Extract all lines in the data that contain the word "this".

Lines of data
====

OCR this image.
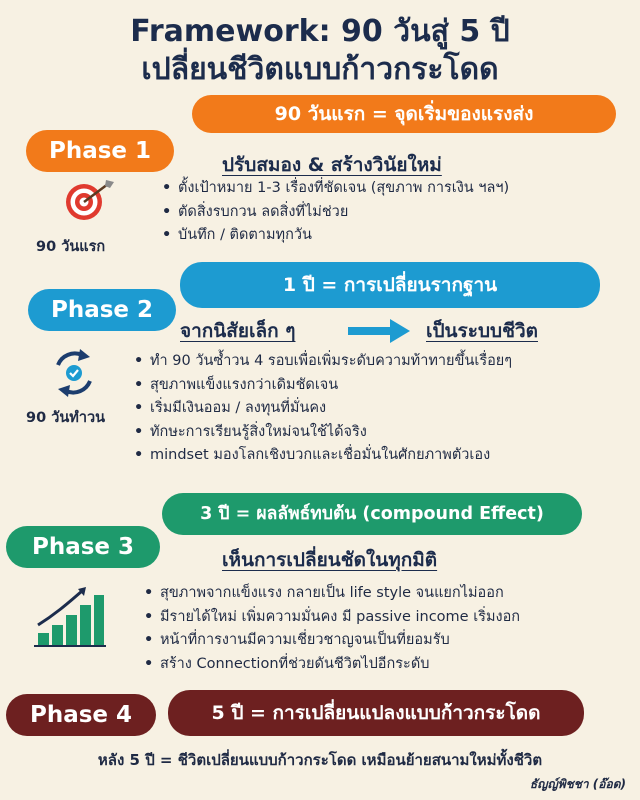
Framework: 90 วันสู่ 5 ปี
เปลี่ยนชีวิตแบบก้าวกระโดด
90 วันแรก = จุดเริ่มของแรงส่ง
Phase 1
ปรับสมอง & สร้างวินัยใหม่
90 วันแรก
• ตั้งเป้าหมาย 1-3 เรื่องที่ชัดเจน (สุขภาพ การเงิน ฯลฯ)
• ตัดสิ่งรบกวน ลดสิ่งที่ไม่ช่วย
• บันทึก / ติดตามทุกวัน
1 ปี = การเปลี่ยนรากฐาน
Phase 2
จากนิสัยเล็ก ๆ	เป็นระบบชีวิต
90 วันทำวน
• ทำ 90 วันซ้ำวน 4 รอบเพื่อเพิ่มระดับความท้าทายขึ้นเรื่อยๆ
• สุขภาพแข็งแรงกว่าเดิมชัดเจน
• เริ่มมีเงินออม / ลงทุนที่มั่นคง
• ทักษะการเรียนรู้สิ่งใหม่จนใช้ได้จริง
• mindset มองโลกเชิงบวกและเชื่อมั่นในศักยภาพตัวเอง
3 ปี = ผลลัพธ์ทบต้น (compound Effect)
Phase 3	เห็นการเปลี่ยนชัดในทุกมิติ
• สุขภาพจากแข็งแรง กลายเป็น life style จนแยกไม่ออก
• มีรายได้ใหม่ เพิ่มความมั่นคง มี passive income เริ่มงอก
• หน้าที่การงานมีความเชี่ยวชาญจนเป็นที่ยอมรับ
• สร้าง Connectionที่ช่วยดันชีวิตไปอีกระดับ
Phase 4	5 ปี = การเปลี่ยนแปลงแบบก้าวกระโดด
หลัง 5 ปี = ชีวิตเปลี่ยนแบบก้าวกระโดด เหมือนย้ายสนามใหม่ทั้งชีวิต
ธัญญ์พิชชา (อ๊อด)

====

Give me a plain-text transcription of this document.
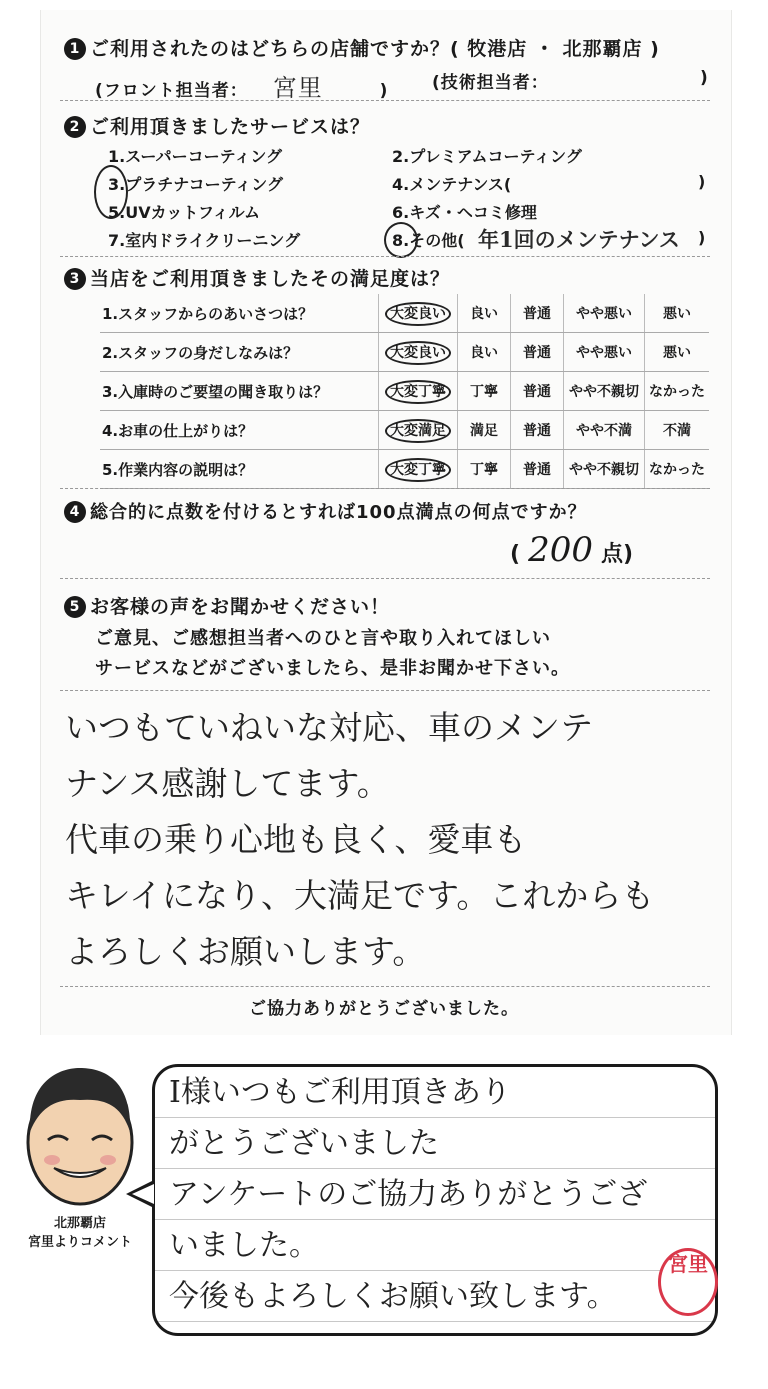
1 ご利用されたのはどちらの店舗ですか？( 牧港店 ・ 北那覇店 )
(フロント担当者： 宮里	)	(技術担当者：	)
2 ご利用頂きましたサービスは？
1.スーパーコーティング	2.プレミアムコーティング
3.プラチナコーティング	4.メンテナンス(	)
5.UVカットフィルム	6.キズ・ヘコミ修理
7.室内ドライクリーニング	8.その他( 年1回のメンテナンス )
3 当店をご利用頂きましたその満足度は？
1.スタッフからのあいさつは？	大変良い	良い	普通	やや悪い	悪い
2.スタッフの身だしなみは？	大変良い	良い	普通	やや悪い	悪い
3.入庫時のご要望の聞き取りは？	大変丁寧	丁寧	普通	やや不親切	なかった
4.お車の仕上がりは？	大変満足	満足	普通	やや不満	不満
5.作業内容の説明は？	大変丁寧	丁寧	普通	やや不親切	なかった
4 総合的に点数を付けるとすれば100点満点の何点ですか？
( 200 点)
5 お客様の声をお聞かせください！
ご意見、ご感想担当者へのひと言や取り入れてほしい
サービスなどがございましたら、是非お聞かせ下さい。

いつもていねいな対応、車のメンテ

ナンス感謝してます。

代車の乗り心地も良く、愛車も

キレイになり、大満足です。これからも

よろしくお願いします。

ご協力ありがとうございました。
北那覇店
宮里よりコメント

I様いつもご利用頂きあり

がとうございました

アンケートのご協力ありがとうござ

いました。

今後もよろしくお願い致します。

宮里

====

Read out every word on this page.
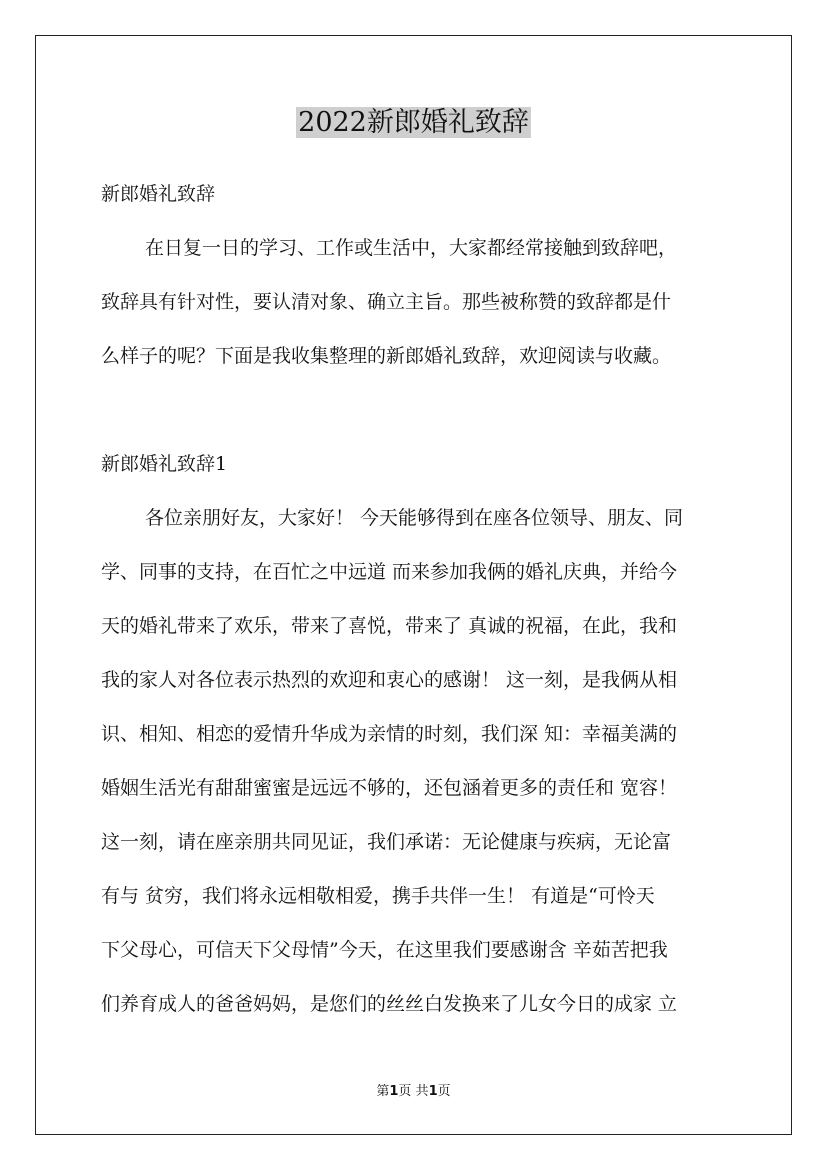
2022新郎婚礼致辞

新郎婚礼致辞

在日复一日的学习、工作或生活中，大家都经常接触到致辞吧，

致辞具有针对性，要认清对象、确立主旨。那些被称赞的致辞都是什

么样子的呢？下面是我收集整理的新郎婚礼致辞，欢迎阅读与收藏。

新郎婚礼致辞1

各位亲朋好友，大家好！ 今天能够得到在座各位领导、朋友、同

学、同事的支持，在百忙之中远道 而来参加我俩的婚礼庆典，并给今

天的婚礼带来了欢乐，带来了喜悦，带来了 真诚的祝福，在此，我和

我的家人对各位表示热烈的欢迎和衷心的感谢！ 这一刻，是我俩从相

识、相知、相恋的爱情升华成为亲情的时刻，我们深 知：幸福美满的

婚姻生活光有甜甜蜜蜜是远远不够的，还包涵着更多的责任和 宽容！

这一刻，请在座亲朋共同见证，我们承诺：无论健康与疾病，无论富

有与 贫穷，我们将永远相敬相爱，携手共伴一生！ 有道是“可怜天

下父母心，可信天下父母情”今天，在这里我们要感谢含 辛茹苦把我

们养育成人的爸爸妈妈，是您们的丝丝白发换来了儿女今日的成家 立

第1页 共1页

====

OUTPUT BELOW ::
OCR this image.
Give me a plain-text transcription of this document.
Read out every word on this page.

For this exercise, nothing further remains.